> **WHAT TO DO**
Each line that holds the word "extrapolation" is to be identified and copied.

> **SOURCE DATA**
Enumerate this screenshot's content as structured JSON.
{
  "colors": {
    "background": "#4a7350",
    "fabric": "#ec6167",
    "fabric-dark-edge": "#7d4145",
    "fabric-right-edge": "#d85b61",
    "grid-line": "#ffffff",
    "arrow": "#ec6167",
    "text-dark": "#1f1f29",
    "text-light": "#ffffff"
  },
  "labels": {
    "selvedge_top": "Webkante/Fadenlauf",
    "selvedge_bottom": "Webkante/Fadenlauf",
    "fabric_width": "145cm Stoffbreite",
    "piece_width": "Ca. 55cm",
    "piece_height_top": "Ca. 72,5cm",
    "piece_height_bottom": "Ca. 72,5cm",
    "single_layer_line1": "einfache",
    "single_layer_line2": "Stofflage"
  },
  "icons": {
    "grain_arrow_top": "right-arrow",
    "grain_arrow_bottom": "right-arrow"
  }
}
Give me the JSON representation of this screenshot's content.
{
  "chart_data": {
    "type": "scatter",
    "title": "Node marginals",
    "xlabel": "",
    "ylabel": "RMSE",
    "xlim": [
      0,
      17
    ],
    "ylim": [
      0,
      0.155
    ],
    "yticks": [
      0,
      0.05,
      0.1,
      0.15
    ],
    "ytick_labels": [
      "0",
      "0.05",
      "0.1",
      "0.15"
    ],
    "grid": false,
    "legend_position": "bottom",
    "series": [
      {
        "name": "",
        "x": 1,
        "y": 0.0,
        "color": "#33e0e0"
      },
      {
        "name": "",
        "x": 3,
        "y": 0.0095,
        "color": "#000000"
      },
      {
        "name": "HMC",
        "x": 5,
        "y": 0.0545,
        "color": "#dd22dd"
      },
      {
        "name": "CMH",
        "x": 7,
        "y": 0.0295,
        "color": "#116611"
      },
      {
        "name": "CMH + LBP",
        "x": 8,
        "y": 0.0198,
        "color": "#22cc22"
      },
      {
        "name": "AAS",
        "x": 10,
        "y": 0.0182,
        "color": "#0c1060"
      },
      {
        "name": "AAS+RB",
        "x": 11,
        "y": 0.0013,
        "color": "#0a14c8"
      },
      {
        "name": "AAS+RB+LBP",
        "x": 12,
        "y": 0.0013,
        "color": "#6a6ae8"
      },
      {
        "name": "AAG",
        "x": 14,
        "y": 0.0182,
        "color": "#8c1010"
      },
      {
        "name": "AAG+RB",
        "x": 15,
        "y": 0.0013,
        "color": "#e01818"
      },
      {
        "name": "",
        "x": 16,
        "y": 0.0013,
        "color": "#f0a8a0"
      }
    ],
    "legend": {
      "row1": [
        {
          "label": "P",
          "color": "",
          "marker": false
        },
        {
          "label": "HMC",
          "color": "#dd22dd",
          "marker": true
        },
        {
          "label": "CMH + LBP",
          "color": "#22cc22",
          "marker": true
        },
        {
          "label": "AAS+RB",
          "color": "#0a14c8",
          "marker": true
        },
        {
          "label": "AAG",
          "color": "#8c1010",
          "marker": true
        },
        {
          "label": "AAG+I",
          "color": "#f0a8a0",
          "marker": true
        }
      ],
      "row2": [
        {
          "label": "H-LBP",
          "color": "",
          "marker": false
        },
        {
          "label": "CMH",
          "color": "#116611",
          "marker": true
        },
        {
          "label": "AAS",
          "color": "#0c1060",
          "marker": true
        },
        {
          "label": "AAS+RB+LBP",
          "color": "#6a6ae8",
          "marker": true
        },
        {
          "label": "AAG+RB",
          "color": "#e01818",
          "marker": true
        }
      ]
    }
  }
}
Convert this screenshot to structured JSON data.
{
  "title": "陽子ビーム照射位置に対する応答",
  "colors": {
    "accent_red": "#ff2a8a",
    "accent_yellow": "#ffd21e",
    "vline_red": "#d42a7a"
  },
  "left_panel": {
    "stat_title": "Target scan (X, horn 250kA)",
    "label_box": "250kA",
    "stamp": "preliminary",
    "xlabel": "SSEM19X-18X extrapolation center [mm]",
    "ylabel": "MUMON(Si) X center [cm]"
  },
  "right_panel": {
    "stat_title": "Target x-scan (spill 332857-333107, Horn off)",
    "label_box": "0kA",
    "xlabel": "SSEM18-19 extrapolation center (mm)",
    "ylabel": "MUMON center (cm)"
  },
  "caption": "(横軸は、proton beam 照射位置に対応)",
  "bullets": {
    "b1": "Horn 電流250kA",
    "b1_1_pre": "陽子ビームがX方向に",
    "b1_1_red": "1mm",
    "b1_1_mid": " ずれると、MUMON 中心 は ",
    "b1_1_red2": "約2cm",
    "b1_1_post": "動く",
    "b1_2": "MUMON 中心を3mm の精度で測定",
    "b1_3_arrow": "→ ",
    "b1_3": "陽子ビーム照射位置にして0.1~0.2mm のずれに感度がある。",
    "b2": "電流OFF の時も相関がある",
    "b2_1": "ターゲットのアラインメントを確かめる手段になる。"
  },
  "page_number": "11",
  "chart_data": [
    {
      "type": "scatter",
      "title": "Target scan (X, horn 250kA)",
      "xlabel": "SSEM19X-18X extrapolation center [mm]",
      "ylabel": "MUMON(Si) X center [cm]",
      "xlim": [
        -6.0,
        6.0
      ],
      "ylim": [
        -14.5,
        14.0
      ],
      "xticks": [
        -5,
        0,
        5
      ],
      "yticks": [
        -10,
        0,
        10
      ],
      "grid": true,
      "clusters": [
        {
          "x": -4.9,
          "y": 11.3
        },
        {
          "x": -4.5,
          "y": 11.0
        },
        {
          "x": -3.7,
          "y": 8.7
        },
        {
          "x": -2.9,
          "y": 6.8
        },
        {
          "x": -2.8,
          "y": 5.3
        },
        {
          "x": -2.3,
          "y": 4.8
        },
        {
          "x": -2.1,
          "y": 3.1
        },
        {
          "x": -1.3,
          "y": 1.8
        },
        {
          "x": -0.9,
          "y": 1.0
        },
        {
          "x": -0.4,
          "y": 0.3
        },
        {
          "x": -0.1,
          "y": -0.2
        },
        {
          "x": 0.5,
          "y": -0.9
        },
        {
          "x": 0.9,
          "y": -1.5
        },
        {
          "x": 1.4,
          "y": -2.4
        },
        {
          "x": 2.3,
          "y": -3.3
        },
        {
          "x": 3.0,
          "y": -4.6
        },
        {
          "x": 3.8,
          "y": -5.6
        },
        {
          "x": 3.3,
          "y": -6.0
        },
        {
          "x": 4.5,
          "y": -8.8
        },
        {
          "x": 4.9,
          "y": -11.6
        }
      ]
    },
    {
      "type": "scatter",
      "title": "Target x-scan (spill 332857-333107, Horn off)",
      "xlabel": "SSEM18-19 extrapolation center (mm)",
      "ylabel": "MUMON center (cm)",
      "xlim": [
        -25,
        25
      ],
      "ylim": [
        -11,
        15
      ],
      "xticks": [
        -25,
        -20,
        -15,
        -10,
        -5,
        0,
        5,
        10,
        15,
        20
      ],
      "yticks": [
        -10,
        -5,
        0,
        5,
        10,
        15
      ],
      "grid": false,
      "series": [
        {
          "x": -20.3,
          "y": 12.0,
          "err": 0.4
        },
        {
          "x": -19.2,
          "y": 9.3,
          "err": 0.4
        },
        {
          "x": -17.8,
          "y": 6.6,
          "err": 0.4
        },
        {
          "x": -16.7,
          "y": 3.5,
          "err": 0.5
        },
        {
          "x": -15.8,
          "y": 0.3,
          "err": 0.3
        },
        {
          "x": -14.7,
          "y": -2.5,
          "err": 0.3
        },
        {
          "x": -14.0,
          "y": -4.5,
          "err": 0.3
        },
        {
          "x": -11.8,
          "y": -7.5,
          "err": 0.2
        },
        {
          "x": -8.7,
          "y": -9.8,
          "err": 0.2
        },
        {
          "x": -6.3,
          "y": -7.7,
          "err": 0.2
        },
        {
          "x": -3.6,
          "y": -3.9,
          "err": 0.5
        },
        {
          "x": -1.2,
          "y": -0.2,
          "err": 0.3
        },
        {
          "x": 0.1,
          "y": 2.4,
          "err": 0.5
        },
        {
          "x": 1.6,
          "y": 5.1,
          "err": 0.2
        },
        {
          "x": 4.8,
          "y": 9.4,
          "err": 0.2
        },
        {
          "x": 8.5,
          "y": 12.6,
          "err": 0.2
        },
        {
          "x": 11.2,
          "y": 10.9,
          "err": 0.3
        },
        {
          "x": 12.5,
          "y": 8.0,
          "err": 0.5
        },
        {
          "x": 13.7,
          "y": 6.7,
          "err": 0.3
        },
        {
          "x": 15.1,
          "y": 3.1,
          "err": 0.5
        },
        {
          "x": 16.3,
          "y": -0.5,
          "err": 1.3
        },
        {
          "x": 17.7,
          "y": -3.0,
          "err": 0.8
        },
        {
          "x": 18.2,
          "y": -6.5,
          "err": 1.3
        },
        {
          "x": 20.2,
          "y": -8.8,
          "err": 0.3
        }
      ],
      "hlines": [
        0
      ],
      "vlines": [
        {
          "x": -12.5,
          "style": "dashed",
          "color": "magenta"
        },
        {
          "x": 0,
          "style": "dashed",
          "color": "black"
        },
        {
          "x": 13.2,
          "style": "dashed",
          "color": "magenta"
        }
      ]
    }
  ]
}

> **ANSWER TO THIS TASK**
    "xlabel": "SSEM19X-18X extrapolation center [mm]",
    "xlabel": "SSEM18-19 extrapolation center (mm)",
      "xlabel": "SSEM19X-18X extrapolation center [mm]",
      "xlabel": "SSEM18-19 extrapolation center (mm)",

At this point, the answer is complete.